▶ REQUIREMENTS
Among the lines below, list those containing the string "Discharge".

▶ AVAILABLE DATA
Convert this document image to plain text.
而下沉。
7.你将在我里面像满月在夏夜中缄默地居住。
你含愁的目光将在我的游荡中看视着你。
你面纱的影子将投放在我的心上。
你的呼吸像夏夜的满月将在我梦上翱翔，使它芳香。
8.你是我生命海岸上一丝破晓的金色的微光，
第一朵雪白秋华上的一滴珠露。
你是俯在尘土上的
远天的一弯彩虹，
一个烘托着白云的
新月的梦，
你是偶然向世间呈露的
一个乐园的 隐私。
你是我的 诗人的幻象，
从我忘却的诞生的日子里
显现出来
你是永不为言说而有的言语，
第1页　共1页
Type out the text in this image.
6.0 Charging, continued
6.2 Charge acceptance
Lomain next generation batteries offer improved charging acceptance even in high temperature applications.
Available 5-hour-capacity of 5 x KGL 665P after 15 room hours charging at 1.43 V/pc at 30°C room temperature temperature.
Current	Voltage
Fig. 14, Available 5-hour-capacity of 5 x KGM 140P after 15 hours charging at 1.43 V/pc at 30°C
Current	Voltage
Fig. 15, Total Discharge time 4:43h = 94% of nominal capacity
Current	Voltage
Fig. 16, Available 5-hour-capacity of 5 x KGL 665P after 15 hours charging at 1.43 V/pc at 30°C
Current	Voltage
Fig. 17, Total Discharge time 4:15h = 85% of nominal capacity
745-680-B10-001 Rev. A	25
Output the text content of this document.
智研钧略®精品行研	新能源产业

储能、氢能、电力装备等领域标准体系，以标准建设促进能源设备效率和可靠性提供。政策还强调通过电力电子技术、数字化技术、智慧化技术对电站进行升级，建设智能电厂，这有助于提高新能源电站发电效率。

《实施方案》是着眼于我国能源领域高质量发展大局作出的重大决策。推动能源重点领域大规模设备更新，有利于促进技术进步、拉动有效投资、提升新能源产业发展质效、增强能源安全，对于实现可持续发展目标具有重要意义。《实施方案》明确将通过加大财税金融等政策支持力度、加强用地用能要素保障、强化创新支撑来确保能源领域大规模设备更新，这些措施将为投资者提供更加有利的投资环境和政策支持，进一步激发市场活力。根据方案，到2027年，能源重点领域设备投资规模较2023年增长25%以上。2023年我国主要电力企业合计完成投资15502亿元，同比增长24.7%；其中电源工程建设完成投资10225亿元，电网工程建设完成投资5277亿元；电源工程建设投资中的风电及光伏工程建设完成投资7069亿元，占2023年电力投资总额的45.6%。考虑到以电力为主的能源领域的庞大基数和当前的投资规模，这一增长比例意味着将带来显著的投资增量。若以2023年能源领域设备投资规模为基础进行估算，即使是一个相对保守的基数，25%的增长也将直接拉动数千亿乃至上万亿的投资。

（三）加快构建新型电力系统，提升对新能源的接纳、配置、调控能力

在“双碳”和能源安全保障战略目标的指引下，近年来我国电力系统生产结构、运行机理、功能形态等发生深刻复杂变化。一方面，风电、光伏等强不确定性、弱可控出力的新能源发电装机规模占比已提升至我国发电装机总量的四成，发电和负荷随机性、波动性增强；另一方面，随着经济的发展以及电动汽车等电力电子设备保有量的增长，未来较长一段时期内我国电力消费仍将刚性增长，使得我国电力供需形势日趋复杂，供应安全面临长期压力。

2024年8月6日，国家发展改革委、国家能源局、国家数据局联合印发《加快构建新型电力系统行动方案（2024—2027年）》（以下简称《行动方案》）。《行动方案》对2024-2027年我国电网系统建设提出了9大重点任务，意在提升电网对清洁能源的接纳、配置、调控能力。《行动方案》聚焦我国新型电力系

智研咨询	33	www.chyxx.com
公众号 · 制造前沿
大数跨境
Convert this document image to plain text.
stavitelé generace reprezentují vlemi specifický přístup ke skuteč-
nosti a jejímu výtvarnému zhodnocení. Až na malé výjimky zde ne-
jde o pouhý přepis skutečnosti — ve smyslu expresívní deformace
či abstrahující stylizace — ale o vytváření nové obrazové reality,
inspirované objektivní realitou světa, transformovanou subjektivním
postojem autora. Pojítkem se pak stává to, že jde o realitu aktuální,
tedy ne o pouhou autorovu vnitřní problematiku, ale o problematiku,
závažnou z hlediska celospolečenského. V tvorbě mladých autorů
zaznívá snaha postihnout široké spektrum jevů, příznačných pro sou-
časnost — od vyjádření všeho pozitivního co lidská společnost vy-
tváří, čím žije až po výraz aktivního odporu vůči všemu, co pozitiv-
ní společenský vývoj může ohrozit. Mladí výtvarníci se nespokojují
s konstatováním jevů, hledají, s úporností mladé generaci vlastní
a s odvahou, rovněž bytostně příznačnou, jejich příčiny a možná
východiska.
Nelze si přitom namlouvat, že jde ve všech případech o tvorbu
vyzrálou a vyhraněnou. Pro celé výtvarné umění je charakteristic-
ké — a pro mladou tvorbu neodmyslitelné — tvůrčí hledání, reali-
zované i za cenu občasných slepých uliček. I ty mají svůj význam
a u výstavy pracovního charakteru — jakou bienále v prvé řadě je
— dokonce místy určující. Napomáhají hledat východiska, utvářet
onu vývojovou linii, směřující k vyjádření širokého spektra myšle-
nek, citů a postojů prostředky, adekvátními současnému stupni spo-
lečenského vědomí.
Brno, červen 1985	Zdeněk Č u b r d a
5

▶ TASK ANSWER
Fig. 15, Total Discharge time 4:43h = 94% of nominal capacity
Fig. 17, Total Discharge time 4:15h = 85% of nominal capacity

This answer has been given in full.